**Text block:**

[Begin]

# Home made CSM - First attempt at milling



## DanB (Aug 14, 2010)

Hi all,

I'm new to this forum and have already gained an enormous amount of helpful information from it. I've got a 12 acre block with some old timber lying around that we've put on the market and as such I want to get the good timber off before it sells.

As it's very steep and the logs are inaccessible I decided to use a CSM. I bought an 076AV and got a 44" bar and built a cheap CSM after spending a few hours reading the threads in this forum. 

The mill as shown in the pic below is just light aluminium and rather dodgy, I'm about to try again and build another one. After about 7 cuts it started to get a bit of movement in the rivet joints and with the 076 on a large log it didn't remain square. I could cross brace it however I think i'll go with steel and weld it. Probably the worst aux oiler you've ever seen (drink bottle with 3m pipe and two inline taps zip tied onto the mill, not hooked up in the pic) but it actually seemed to work ok.

I started with a smaller log and then moved onto the hollow one in the pic. Found that with the flex in the mill and the narrow bars of the mill catching on the log I needed to use the ladder as a guide for every cut. The hollow log was in a perfect sloping spot however the first log had to be moved around to get the clearance and height to mill it. Used a kangaroo/hi lift jack but it was a bit unstable (need to make an attachment like BobL) and stuffed around for ages, complete PITA. 

I've got a few logs that are the same size as the hollow one but completely solid and can't wait to get into them but I want to fix the mill first and make sure I do it right. The slabs I got are mostly flat (except a couple of the first ones!) and had good luck as they don't have any rot or termite damage. The chain I'm using is single skip however I haven't ground the cutting angle back for ripping yet, still at 30degrees so probably not as smooth a surface as I could get. Stopped during the cut every now and then which left very obvious gouges.

I know the mill needs improvements including handles, more rigid/solid design, better aux oiling and height adjust methods, but I'd love any tips to improve it. 

Also the fuel cap on the 076 leaked fuel out of the valve/breather hole when the tank was fullish and saw hot, however only happened when the saw was not running. Is this normal or is the cap buggered?


----------



## AUSSIE1 (Aug 14, 2010)

Good effort Dan...you'll sort it out.

Something I want to try in the near future.

Looks like redgum?


----------



## ErrolC (Aug 14, 2010)

Hi Dan,

Your entering into a very satisfying and productive interest...there seems to be for me at least a strong sense of satisfaction of making something from the very grass roots...perhaps a connection to a sense of pioneering...for the want of better words.

Anyway...PM me and I'll get you the info you need to get moving in the right direction.

The mill attached runs a 70" bar and good for a 60" wide cut...a mate and I have 4 of different sizes from 30" bars up.

[End]

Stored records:
[Begin]

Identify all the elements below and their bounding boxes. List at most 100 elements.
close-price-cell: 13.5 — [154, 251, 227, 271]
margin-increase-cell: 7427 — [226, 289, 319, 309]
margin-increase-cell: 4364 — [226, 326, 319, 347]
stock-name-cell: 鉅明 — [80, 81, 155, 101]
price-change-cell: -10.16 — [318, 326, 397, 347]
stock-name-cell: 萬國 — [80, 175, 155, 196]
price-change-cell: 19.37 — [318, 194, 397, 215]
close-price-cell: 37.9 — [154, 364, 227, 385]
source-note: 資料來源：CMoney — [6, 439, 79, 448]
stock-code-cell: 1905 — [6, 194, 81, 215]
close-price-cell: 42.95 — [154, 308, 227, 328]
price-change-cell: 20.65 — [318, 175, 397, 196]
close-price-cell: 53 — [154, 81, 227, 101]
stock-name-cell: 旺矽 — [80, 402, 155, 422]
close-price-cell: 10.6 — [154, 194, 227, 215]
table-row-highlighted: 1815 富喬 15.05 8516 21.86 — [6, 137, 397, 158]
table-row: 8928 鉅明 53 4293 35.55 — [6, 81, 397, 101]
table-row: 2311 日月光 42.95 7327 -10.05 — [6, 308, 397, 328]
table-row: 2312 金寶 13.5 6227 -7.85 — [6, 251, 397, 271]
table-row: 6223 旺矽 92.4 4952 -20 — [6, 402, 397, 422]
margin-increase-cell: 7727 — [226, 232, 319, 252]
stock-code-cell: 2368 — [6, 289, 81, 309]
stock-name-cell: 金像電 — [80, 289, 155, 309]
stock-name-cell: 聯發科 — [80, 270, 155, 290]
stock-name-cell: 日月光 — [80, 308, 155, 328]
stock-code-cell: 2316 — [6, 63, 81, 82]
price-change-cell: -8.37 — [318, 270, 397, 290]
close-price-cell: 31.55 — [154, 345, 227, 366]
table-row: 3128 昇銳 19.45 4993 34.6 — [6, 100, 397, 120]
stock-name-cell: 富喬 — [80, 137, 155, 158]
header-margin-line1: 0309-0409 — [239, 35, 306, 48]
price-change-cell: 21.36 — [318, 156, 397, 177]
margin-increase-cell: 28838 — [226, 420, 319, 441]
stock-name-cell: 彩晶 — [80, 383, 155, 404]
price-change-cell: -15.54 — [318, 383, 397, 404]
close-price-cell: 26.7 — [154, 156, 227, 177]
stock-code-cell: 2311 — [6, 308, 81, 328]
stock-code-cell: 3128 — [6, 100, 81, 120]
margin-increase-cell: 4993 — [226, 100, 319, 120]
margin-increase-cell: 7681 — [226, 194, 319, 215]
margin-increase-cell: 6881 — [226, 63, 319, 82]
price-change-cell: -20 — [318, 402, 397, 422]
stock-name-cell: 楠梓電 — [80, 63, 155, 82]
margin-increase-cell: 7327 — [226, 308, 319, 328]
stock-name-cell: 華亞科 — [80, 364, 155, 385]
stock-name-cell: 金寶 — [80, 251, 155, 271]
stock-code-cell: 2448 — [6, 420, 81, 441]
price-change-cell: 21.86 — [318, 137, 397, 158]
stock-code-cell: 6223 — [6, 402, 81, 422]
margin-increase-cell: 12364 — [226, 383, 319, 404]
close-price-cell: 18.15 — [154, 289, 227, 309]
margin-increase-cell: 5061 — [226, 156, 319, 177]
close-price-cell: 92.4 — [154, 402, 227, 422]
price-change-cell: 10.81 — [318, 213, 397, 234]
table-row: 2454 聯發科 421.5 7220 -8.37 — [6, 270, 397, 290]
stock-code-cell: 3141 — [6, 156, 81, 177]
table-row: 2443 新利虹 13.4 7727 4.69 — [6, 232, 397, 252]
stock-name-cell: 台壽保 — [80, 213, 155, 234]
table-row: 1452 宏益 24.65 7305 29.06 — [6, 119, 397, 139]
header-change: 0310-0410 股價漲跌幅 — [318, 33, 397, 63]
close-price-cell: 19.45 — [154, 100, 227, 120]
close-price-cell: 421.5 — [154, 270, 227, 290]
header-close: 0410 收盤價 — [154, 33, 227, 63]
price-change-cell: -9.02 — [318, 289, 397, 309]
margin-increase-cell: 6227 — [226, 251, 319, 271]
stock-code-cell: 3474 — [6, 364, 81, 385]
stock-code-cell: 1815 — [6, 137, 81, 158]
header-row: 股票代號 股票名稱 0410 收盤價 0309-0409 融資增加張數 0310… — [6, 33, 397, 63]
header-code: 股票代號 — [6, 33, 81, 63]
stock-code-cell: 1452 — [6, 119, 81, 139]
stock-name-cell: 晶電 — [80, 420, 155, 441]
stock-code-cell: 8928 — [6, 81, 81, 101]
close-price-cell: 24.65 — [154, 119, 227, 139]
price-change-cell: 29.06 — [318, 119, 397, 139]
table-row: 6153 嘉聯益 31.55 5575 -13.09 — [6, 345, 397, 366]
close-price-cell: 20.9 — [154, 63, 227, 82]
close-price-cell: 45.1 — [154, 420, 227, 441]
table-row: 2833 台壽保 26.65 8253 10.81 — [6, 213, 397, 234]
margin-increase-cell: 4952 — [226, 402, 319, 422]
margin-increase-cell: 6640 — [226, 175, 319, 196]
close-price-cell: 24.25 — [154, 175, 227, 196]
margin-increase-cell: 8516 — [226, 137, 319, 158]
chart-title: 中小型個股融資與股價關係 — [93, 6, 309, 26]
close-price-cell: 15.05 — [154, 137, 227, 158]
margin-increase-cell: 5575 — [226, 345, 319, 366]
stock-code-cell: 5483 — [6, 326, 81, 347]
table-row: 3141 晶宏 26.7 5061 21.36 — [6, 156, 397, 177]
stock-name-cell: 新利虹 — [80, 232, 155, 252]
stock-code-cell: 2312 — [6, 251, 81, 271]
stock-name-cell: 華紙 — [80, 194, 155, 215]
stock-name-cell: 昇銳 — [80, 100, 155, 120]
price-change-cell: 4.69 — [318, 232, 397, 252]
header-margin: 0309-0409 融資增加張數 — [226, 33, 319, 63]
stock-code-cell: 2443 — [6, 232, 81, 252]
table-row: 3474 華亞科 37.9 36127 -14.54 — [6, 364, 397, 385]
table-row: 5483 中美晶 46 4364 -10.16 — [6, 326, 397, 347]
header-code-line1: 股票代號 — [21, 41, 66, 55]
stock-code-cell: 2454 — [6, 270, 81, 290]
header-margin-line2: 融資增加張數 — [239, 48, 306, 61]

[End]

**Problems and tasks:**
1. According to the forum thread, which improvements does the mill still need?
2. In the stored rows, from the first line through the line containing "price-change-cell: -10.16 —", change "margin-increase-cell" to "margin-growth-cell", and write out only those lines.
The forum thread and the rows come from separate, unrelated sources.

**Task solutions:**
1. Handles, a more rigid/solid design, better aux oiling, and height adjust methods.

2.
Identify all the elements below and their bounding boxes. List at most 100 elements.
close-price-cell: 13.5 — [154, 251, 227, 271]
margin-growth-cell: 7427 — [226, 289, 319, 309]
margin-growth-cell: 4364 — [226, 326, 319, 347]
stock-name-cell: 鉅明 — [80, 81, 155, 101]
price-change-cell: -10.16 — [318, 326, 397, 347]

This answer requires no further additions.